→ **YOUR OBJECTIVE**: Pick out every line with the word "date" and copy it.

→ **THE DATA**:
START

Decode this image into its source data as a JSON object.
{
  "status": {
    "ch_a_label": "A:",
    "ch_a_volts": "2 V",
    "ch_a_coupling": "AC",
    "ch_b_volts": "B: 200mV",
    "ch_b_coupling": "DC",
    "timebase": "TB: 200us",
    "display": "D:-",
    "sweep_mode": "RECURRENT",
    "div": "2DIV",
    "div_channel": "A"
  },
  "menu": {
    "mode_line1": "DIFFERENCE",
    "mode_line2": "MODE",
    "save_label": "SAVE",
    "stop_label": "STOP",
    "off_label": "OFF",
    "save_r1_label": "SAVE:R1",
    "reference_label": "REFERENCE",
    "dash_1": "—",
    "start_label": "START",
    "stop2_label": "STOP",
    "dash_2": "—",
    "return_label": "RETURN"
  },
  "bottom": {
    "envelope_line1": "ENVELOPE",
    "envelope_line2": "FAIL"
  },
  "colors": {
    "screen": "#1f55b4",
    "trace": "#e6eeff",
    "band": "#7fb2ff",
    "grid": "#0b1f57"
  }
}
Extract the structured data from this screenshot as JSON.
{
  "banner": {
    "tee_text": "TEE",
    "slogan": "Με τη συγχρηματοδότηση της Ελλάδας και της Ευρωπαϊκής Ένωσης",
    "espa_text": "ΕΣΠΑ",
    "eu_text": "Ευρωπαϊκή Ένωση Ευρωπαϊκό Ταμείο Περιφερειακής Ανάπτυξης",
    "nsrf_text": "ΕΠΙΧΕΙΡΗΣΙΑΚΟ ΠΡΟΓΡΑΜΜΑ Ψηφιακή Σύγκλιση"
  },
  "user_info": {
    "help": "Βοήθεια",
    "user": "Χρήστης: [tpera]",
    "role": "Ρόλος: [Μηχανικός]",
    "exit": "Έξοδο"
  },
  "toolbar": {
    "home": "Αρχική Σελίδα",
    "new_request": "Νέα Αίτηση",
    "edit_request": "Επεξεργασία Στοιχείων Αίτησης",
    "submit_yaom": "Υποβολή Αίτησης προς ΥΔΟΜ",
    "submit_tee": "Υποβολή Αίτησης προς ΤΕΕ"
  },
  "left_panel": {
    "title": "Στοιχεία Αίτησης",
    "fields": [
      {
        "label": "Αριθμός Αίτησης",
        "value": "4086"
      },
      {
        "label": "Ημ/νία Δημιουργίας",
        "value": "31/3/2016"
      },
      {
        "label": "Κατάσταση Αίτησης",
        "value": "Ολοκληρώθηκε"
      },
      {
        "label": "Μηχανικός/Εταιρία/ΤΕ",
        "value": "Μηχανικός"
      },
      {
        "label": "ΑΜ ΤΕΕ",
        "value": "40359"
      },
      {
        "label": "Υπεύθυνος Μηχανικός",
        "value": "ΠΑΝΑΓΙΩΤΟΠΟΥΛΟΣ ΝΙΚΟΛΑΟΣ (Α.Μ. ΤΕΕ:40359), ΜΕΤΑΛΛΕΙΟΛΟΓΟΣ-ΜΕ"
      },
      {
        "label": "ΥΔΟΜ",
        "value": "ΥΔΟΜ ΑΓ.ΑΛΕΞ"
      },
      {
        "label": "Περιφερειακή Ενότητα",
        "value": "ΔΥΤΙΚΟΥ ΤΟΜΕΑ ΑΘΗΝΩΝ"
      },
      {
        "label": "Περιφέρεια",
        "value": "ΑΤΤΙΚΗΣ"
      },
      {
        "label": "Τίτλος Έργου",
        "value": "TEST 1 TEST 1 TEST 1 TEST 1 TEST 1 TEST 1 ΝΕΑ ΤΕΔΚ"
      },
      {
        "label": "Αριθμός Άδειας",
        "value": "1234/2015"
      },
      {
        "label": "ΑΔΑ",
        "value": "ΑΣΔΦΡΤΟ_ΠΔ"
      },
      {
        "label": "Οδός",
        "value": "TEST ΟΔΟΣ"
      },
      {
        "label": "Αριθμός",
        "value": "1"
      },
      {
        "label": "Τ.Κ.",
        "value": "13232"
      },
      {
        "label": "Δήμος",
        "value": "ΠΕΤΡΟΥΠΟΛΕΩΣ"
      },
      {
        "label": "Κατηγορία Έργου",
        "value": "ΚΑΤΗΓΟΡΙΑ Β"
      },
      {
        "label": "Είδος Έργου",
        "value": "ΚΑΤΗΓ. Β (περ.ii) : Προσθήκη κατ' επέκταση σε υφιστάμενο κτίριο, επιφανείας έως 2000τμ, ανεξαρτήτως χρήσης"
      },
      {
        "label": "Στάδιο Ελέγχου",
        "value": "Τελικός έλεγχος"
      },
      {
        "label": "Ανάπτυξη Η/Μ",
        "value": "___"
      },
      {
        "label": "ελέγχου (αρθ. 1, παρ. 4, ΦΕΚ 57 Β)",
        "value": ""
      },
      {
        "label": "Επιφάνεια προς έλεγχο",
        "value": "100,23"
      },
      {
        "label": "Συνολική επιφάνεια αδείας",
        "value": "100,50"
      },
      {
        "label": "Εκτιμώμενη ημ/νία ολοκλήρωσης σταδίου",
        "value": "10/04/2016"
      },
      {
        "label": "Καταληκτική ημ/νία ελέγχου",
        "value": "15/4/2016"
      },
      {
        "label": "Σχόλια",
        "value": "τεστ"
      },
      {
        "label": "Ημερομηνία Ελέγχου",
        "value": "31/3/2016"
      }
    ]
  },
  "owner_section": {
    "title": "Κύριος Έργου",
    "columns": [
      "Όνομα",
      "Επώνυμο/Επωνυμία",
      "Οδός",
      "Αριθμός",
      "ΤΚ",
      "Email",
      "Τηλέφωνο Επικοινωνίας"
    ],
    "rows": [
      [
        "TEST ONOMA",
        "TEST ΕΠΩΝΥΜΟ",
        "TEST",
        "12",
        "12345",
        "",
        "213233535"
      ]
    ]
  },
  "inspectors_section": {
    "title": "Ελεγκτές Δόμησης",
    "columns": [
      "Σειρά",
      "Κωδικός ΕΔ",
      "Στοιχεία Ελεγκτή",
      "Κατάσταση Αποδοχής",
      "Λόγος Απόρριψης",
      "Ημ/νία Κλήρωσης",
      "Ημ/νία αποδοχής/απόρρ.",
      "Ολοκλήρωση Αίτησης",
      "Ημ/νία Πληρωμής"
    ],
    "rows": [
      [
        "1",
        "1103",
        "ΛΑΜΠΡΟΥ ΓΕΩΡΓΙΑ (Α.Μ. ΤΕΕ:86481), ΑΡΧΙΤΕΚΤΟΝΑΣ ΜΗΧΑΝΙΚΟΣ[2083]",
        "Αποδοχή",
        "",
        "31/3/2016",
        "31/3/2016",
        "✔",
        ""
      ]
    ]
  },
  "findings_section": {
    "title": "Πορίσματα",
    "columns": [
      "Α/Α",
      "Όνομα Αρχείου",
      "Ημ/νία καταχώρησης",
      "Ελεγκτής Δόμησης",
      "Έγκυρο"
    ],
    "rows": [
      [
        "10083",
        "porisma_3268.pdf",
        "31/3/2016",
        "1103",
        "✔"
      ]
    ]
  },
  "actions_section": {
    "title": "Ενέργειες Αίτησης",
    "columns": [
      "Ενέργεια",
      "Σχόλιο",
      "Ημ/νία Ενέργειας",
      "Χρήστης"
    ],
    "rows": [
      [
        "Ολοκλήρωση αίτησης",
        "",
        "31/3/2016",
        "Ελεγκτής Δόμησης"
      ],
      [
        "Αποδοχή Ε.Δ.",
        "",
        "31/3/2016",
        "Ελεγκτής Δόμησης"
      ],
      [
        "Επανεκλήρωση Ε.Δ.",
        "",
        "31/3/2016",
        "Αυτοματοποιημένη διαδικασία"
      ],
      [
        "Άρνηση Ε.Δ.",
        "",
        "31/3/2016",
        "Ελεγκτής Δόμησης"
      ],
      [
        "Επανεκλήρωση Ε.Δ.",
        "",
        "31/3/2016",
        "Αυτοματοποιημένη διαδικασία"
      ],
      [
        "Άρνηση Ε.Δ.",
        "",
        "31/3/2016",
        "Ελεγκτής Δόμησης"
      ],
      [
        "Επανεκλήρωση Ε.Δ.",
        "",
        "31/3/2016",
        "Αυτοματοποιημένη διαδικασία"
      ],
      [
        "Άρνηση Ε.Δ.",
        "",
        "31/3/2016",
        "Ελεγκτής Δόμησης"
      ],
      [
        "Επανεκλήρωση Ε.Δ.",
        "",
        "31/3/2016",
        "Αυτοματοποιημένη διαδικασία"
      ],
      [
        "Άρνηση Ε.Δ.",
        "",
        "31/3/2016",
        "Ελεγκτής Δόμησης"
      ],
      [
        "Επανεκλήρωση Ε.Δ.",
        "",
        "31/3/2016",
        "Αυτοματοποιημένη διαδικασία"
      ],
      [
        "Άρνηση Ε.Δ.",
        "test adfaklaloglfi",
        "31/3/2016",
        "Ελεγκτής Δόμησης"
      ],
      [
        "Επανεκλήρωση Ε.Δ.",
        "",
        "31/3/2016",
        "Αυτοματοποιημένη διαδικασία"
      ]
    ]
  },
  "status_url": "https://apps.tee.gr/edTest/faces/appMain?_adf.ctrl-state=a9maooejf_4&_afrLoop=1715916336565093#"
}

END
START

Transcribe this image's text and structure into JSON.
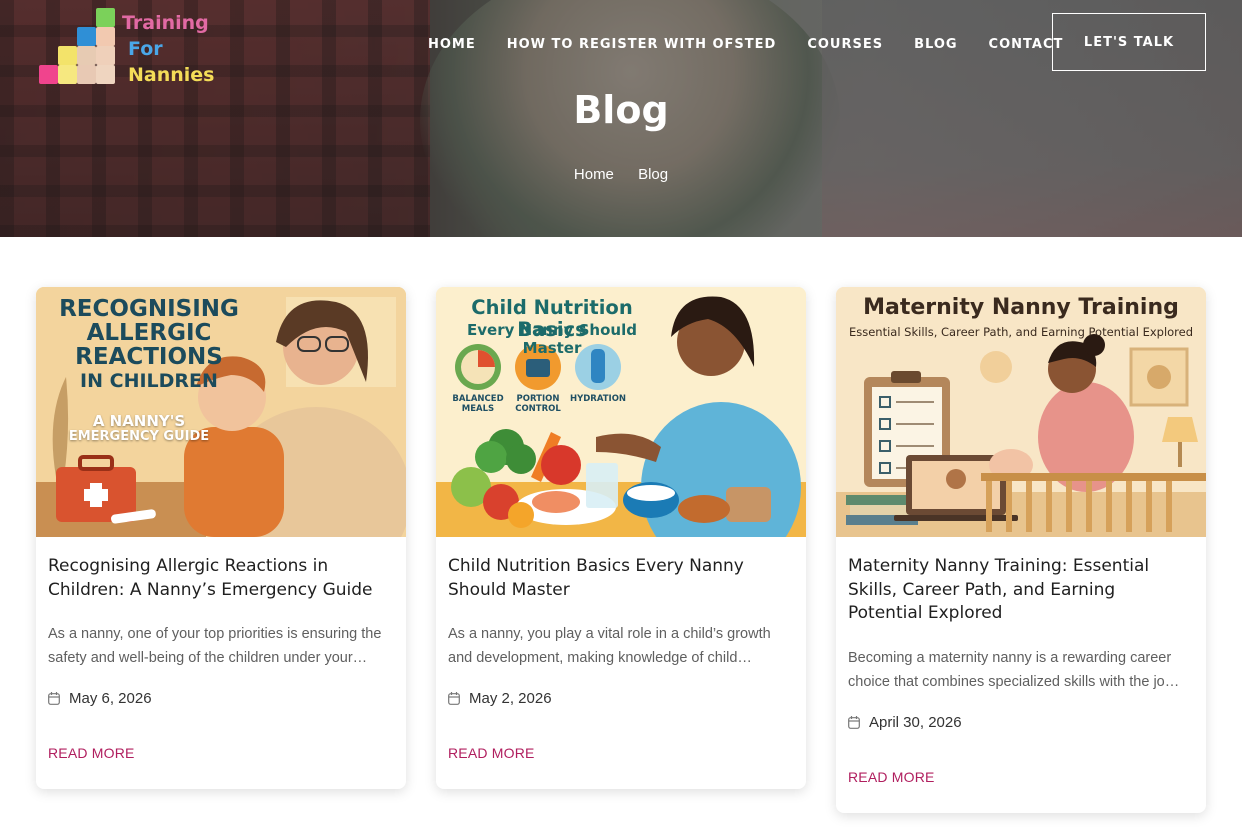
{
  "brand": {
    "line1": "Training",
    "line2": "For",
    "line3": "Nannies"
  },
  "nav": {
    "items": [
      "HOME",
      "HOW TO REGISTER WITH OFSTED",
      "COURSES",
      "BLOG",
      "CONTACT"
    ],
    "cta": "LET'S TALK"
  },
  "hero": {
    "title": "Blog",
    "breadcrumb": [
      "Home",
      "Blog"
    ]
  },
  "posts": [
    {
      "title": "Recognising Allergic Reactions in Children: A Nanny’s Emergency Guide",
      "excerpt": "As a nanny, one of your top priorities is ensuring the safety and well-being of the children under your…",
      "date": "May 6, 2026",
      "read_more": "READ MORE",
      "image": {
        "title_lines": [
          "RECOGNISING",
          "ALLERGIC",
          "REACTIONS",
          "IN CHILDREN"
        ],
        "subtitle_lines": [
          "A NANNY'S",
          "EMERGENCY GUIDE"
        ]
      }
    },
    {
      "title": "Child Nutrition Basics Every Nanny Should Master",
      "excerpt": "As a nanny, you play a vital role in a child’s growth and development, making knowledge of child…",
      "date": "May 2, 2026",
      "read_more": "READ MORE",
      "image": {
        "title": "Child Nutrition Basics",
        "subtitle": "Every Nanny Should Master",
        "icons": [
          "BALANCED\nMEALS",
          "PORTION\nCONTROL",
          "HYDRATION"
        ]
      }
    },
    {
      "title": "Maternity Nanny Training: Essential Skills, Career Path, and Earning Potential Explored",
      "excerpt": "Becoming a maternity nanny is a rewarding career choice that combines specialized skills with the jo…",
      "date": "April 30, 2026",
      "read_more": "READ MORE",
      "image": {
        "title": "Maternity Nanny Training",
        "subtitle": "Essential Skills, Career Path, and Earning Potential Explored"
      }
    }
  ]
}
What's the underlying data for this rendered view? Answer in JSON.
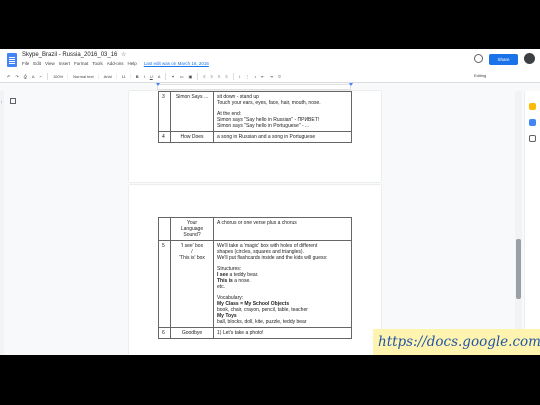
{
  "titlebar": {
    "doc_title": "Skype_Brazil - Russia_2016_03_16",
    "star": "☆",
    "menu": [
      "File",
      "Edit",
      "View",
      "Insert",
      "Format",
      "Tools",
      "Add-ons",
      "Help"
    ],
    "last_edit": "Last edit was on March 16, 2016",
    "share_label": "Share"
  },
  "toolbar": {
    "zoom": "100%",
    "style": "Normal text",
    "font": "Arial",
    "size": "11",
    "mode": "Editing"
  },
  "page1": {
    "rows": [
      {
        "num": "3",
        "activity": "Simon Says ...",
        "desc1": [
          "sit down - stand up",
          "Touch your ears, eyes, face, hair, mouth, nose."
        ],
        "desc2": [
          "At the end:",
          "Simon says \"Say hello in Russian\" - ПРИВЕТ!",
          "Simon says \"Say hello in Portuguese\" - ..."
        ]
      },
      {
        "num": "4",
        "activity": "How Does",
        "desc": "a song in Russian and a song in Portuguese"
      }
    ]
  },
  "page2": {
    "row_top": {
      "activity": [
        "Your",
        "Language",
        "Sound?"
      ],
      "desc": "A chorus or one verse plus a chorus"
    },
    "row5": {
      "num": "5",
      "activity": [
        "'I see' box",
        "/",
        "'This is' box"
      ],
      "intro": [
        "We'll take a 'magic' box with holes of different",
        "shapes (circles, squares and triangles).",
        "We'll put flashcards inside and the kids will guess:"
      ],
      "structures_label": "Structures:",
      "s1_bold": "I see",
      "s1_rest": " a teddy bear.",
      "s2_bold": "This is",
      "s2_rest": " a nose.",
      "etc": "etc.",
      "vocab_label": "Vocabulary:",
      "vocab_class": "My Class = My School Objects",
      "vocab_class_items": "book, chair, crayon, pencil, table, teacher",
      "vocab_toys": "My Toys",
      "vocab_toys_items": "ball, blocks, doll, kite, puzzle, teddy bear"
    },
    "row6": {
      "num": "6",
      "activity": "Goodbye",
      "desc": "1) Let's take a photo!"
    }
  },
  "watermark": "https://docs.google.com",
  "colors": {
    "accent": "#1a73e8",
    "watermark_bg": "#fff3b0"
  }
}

END

→ **EXERCISE ANSWER**:
      "date": "May 6, 2026",
      "date": "May 2, 2026",
      "date": "April 30, 2026",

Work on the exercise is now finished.